* _OBJECTIVE_: Reproduce all of the listing below without alteration.
--------------------------------------------------
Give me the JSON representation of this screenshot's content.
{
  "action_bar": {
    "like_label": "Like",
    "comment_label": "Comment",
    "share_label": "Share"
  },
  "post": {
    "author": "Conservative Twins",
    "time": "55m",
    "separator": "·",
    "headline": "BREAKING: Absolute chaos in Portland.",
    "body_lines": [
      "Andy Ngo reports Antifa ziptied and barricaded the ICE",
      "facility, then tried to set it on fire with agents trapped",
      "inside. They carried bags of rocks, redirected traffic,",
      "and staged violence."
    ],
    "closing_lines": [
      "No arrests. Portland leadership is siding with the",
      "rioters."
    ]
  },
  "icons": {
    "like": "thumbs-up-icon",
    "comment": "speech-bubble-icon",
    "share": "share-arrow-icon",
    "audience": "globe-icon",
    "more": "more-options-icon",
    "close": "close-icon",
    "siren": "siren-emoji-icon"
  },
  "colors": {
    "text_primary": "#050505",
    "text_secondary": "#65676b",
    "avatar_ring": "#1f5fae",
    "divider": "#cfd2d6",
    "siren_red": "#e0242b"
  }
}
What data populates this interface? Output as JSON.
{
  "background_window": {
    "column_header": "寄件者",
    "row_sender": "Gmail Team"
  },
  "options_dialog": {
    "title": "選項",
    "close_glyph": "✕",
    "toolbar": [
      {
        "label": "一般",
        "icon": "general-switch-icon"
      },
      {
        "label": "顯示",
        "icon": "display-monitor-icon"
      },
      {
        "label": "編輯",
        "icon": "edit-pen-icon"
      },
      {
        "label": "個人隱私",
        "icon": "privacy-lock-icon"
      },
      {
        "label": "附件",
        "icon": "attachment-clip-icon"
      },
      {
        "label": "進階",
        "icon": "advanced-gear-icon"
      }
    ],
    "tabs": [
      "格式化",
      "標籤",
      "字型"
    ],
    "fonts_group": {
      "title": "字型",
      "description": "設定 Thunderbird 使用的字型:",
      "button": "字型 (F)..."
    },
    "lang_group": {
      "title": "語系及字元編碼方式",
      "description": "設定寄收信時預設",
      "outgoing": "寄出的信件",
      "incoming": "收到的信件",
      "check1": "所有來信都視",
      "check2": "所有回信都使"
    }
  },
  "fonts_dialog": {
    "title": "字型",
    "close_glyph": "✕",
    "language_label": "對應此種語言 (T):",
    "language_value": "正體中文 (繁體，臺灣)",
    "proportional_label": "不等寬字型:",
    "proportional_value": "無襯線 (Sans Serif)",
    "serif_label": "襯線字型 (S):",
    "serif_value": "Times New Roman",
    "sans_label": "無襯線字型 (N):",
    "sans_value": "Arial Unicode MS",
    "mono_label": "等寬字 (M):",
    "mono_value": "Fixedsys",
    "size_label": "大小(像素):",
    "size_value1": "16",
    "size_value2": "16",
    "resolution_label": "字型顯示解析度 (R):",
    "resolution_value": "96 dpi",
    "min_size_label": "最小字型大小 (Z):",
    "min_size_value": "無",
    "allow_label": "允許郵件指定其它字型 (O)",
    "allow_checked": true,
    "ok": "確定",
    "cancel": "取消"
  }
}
--------------------------------------------------
* _COMPLETED TASK_:
Give me the JSON representation of this screenshot's content.
{
  "action_bar": {
    "like_label": "Like",
    "comment_label": "Comment",
    "share_label": "Share"
  },
  "post": {
    "author": "Conservative Twins",
    "time": "55m",
    "separator": "·",
    "headline": "BREAKING: Absolute chaos in Portland.",
    "body_lines": [
      "Andy Ngo reports Antifa ziptied and barricaded the ICE",
      "facility, then tried to set it on fire with agents trapped",
      "inside. They carried bags of rocks, redirected traffic,",
      "and staged violence."
    ],
    "closing_lines": [
      "No arrests. Portland leadership is siding with the",
      "rioters."
    ]
  },
  "icons": {
    "like": "thumbs-up-icon",
    "comment": "speech-bubble-icon",
    "share": "share-arrow-icon",
    "audience": "globe-icon",
    "more": "more-options-icon",
    "close": "close-icon",
    "siren": "siren-emoji-icon"
  },
  "colors": {
    "text_primary": "#050505",
    "text_secondary": "#65676b",
    "avatar_ring": "#1f5fae",
    "divider": "#cfd2d6",
    "siren_red": "#e0242b"
  }
}
What data populates this interface? Output as JSON.
{
  "background_window": {
    "column_header": "寄件者",
    "row_sender": "Gmail Team"
  },
  "options_dialog": {
    "title": "選項",
    "close_glyph": "✕",
    "toolbar": [
      {
        "label": "一般",
        "icon": "general-switch-icon"
      },
      {
        "label": "顯示",
        "icon": "display-monitor-icon"
      },
      {
        "label": "編輯",
        "icon": "edit-pen-icon"
      },
      {
        "label": "個人隱私",
        "icon": "privacy-lock-icon"
      },
      {
        "label": "附件",
        "icon": "attachment-clip-icon"
      },
      {
        "label": "進階",
        "icon": "advanced-gear-icon"
      }
    ],
    "tabs": [
      "格式化",
      "標籤",
      "字型"
    ],
    "fonts_group": {
      "title": "字型",
      "description": "設定 Thunderbird 使用的字型:",
      "button": "字型 (F)..."
    },
    "lang_group": {
      "title": "語系及字元編碼方式",
      "description": "設定寄收信時預設",
      "outgoing": "寄出的信件",
      "incoming": "收到的信件",
      "check1": "所有來信都視",
      "check2": "所有回信都使"
    }
  },
  "fonts_dialog": {
    "title": "字型",
    "close_glyph": "✕",
    "language_label": "對應此種語言 (T):",
    "language_value": "正體中文 (繁體，臺灣)",
    "proportional_label": "不等寬字型:",
    "proportional_value": "無襯線 (Sans Serif)",
    "serif_label": "襯線字型 (S):",
    "serif_value": "Times New Roman",
    "sans_label": "無襯線字型 (N):",
    "sans_value": "Arial Unicode MS",
    "mono_label": "等寬字 (M):",
    "mono_value": "Fixedsys",
    "size_label": "大小(像素):",
    "size_value1": "16",
    "size_value2": "16",
    "resolution_label": "字型顯示解析度 (R):",
    "resolution_value": "96 dpi",
    "min_size_label": "最小字型大小 (Z):",
    "min_size_value": "無",
    "allow_label": "允許郵件指定其它字型 (O)",
    "allow_checked": true,
    "ok": "確定",
    "cancel": "取消"
  }
}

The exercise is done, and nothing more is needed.